THE REQUEST.
Pull every line that holds the word "Streptomycin" from the entries.

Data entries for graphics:
↓
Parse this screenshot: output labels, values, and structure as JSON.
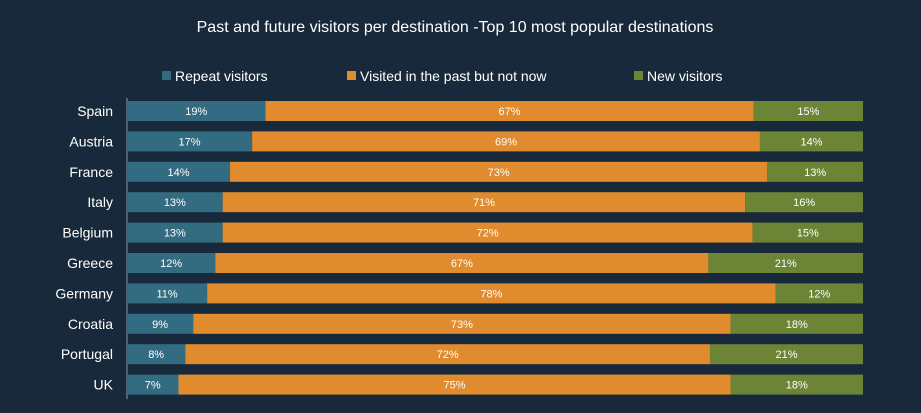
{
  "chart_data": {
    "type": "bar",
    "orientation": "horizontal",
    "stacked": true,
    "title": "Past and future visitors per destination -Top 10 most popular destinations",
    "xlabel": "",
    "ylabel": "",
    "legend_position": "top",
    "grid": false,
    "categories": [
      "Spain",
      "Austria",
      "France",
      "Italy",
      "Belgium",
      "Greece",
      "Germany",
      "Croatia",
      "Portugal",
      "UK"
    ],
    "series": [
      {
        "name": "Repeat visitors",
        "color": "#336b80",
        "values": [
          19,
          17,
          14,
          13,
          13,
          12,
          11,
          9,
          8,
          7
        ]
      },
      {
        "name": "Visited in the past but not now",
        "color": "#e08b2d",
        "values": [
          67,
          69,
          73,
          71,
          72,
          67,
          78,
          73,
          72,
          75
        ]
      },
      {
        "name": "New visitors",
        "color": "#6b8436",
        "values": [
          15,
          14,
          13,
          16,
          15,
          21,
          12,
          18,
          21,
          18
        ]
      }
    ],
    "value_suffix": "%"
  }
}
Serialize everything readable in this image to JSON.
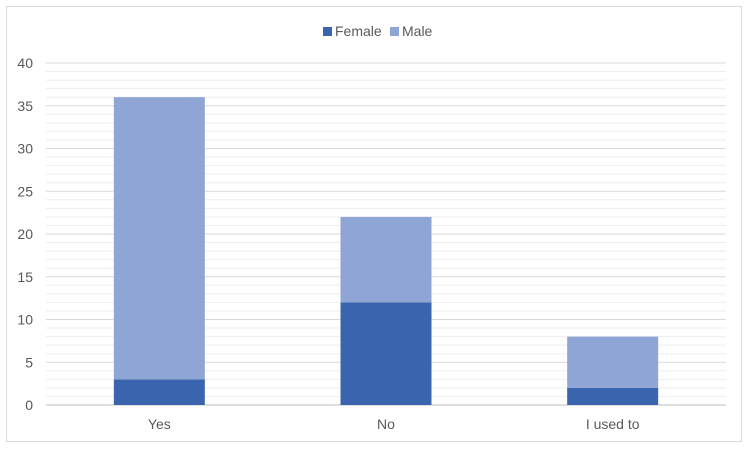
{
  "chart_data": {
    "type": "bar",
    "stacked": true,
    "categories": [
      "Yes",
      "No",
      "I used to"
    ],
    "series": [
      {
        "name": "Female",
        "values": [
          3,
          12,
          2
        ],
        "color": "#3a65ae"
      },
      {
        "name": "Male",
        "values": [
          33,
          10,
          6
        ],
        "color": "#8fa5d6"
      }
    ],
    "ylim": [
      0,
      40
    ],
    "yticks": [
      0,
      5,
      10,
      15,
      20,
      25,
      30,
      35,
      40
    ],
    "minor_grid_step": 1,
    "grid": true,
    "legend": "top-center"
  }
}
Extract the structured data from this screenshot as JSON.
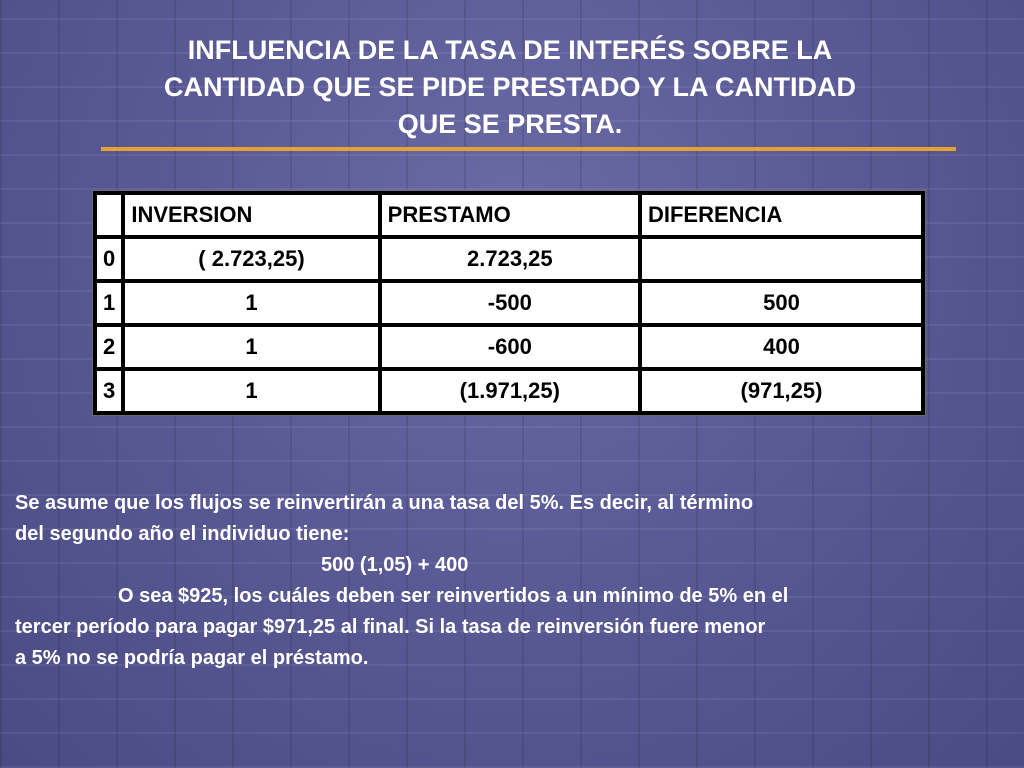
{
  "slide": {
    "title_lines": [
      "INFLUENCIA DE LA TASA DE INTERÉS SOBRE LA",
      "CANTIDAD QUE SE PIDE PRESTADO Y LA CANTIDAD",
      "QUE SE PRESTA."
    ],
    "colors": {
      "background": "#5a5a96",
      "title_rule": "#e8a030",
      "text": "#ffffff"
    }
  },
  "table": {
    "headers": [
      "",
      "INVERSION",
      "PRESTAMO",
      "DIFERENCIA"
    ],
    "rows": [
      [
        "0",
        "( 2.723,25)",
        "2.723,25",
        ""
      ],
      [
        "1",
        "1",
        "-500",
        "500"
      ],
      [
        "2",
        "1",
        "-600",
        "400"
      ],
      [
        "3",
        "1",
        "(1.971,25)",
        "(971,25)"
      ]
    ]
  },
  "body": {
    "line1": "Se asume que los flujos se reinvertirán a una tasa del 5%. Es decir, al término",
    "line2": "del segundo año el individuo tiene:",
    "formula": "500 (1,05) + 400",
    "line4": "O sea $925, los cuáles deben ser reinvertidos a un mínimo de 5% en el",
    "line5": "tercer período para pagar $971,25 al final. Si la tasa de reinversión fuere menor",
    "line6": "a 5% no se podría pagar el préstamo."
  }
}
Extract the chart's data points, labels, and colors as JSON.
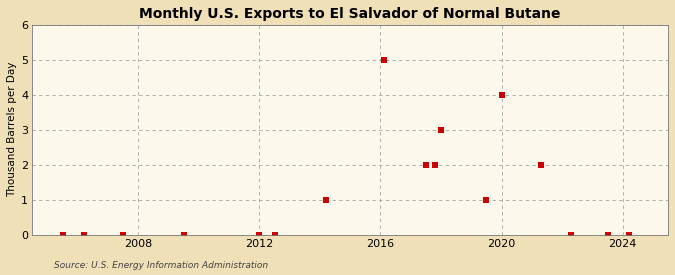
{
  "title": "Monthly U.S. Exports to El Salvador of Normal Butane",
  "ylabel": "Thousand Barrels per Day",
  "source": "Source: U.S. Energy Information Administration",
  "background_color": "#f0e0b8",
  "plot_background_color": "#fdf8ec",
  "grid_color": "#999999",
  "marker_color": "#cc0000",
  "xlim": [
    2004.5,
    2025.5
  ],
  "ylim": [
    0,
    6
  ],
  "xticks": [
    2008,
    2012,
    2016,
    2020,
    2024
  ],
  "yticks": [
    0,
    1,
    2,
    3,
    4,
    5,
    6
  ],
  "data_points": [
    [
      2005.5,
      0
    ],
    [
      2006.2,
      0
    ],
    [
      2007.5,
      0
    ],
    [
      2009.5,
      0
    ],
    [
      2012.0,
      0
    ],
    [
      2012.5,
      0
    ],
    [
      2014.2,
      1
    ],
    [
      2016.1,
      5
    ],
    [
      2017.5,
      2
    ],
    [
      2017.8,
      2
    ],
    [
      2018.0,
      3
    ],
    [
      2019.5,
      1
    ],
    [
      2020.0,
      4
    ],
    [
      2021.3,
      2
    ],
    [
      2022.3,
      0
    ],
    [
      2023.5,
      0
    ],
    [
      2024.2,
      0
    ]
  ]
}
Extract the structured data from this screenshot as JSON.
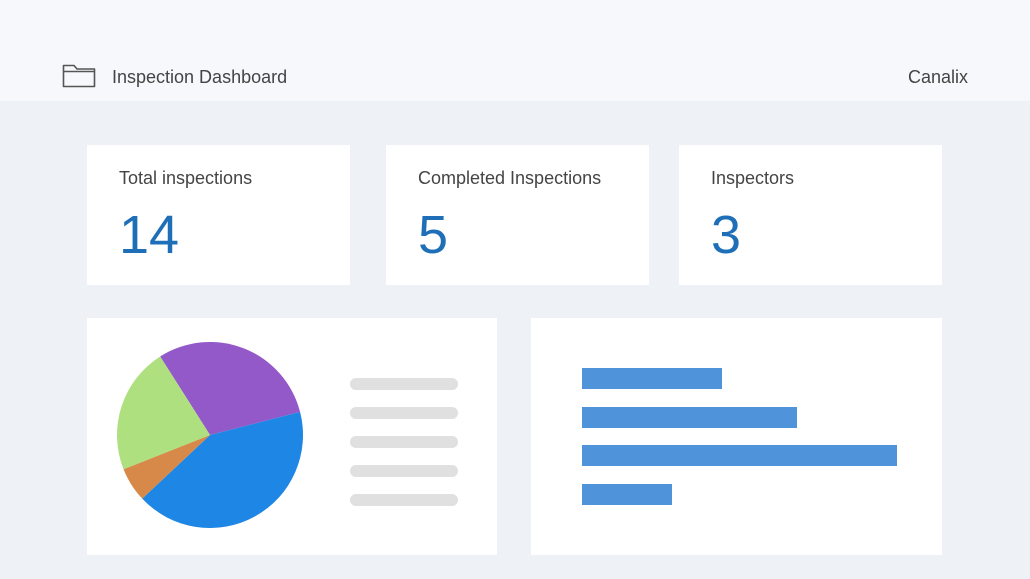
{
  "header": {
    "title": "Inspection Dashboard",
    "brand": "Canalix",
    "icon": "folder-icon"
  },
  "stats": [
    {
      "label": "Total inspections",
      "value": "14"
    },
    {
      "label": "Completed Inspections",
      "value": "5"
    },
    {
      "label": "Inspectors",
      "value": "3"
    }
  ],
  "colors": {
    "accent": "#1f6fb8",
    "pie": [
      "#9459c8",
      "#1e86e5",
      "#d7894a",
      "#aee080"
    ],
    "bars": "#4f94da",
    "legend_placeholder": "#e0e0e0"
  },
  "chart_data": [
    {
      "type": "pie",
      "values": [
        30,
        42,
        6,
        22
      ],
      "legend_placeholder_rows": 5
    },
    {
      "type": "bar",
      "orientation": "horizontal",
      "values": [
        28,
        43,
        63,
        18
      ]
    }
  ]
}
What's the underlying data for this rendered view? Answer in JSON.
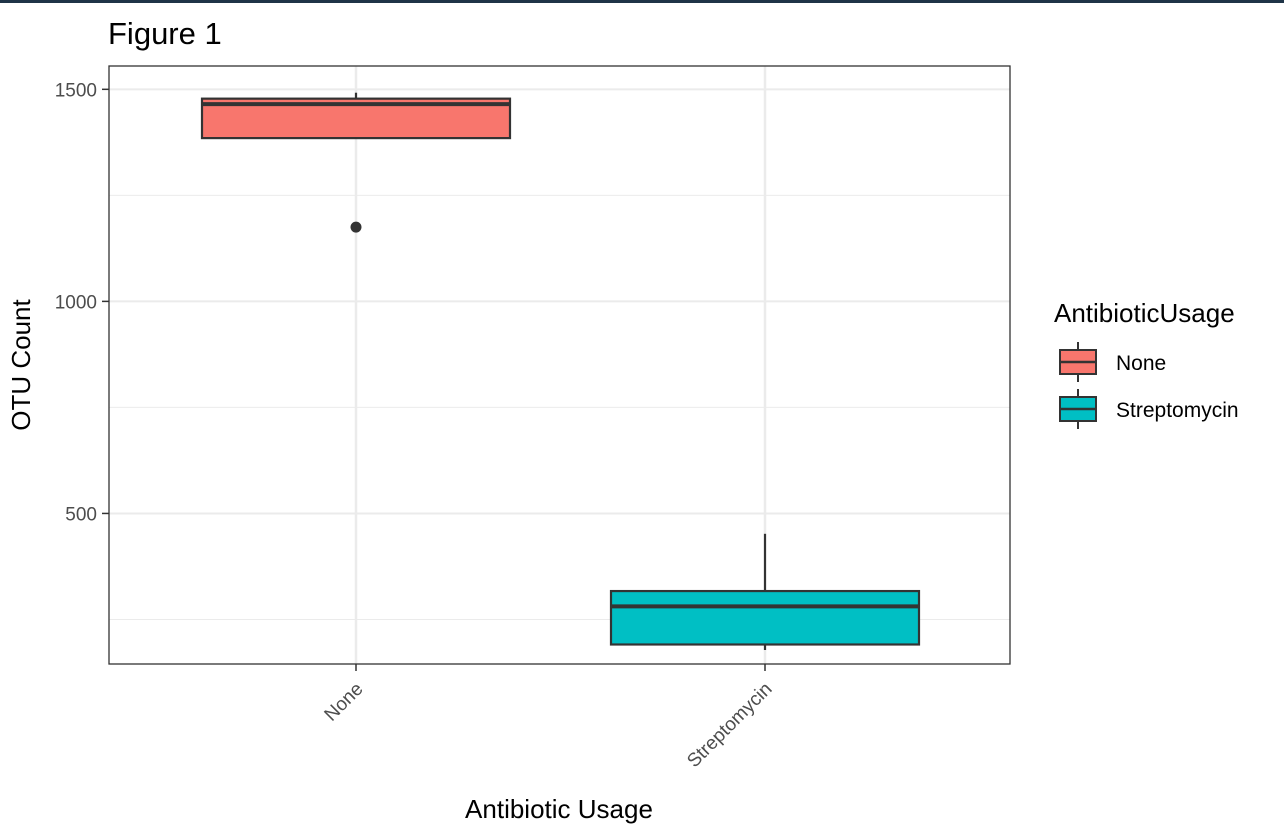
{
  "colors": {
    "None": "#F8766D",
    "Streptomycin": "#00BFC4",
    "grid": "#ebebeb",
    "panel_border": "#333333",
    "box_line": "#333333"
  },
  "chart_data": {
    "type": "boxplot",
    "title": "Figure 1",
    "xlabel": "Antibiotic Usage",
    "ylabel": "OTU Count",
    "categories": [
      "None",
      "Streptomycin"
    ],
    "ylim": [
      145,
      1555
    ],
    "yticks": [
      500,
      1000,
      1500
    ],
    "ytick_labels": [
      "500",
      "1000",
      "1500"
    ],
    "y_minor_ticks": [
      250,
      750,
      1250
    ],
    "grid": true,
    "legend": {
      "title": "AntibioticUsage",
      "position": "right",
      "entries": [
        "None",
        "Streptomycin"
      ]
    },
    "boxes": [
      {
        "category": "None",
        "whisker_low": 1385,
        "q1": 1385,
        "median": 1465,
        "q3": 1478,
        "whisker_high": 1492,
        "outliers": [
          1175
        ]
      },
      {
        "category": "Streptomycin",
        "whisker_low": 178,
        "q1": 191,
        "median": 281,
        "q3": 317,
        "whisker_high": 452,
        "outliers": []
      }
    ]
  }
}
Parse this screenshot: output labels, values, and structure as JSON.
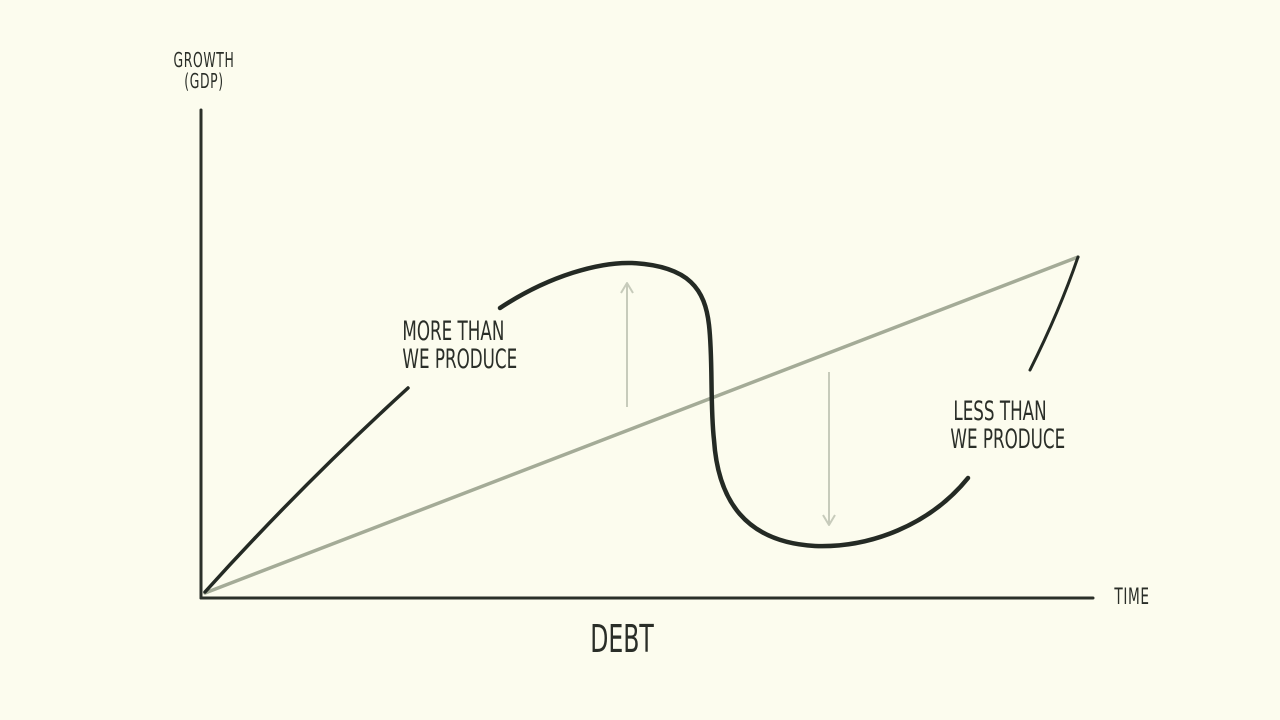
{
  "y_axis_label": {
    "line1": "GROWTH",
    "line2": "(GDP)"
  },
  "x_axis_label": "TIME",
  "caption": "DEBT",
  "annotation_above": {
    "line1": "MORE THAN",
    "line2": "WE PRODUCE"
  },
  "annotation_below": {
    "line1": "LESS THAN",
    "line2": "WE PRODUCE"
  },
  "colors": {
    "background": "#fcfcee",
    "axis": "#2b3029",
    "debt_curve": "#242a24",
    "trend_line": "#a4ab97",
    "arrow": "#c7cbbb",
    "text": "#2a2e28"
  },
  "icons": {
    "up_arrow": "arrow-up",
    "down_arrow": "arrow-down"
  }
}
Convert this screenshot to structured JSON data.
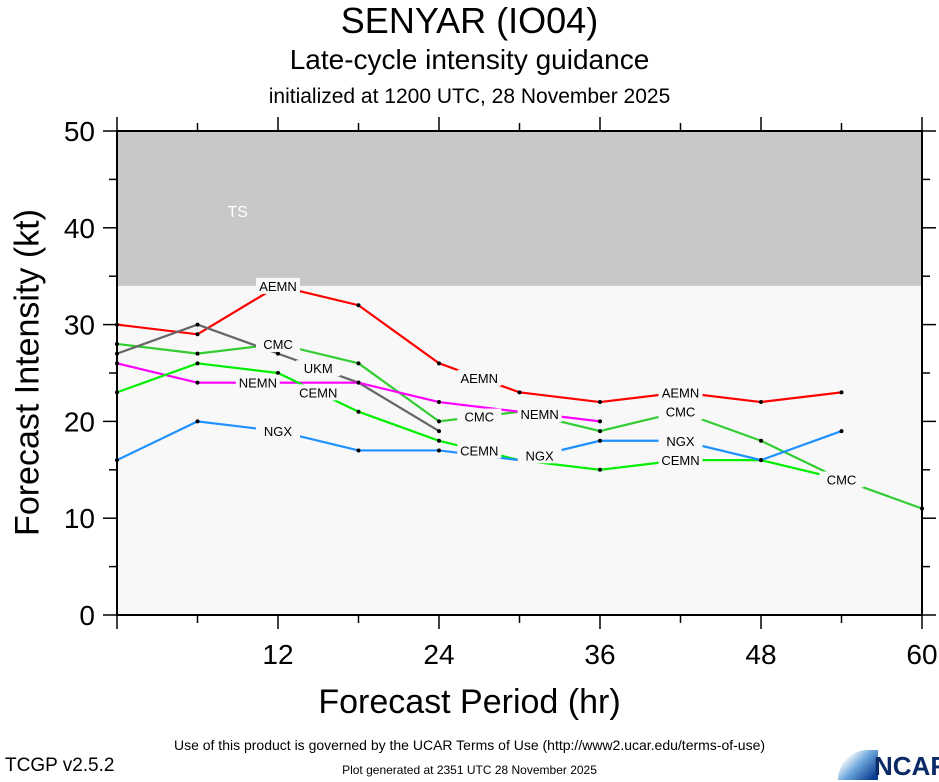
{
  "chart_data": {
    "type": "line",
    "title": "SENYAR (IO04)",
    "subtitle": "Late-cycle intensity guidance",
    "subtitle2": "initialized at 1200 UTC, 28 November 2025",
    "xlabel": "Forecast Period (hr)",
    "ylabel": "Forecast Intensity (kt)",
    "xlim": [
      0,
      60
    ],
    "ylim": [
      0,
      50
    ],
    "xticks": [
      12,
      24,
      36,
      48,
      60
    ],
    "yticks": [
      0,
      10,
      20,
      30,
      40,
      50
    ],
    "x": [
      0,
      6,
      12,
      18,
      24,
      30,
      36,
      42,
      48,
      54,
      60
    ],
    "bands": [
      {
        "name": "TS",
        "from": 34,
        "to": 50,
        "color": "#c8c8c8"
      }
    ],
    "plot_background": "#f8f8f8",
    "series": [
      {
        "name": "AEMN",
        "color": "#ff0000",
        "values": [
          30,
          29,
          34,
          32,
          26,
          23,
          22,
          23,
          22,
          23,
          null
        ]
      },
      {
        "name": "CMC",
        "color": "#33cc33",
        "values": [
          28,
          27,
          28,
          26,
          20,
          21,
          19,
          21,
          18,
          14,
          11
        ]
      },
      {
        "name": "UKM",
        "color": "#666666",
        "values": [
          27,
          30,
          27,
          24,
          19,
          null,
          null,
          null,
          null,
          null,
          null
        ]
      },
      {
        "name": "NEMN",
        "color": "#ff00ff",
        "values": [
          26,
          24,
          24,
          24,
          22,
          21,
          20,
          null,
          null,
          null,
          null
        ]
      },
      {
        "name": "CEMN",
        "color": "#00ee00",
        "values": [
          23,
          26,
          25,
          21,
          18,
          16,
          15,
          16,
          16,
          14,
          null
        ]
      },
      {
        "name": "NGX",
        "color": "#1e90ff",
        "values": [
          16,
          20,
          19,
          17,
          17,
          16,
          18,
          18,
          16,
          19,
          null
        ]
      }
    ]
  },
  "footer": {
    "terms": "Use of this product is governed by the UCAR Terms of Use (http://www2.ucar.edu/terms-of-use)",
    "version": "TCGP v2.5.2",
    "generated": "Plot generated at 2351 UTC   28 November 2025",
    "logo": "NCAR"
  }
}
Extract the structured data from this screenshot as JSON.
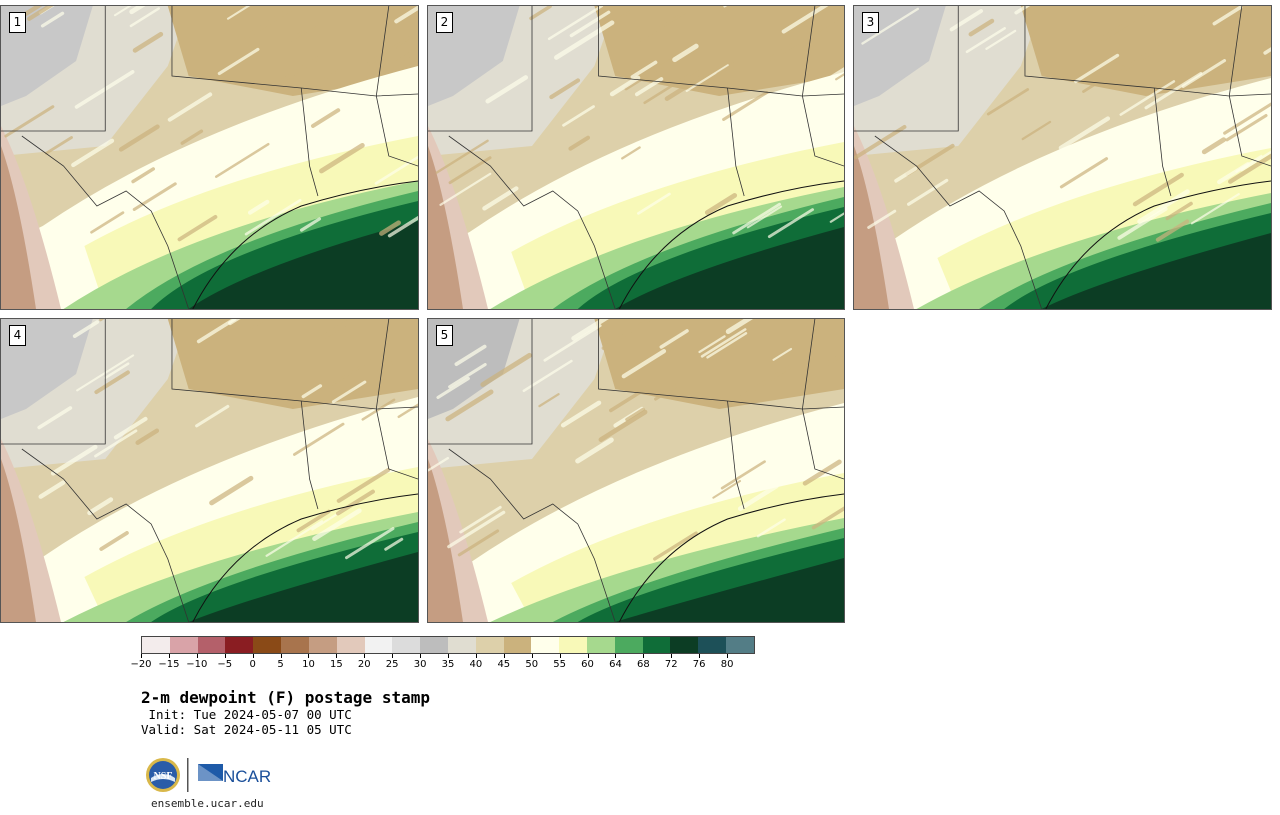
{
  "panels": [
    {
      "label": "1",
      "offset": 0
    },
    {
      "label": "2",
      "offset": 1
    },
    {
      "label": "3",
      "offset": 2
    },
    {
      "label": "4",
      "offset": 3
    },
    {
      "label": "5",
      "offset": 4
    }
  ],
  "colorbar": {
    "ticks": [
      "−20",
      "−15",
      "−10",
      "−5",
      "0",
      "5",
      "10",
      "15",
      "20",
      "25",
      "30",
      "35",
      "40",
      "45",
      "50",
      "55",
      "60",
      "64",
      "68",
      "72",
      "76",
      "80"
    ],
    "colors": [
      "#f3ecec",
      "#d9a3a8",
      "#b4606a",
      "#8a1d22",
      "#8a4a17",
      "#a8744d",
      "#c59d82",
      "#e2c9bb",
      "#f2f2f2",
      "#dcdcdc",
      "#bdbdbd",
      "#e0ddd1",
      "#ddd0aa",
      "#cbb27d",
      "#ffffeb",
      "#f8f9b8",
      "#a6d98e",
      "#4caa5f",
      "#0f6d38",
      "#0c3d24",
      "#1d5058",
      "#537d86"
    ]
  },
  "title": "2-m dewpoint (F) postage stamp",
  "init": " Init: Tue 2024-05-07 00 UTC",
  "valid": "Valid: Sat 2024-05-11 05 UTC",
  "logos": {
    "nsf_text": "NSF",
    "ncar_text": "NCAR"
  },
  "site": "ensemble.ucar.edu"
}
↑
FULL RESPONSE.
    "Streptomycin": "#00BFC4",
      "Streptomycin"
        "Streptomycin"
        "category": "Streptomycin",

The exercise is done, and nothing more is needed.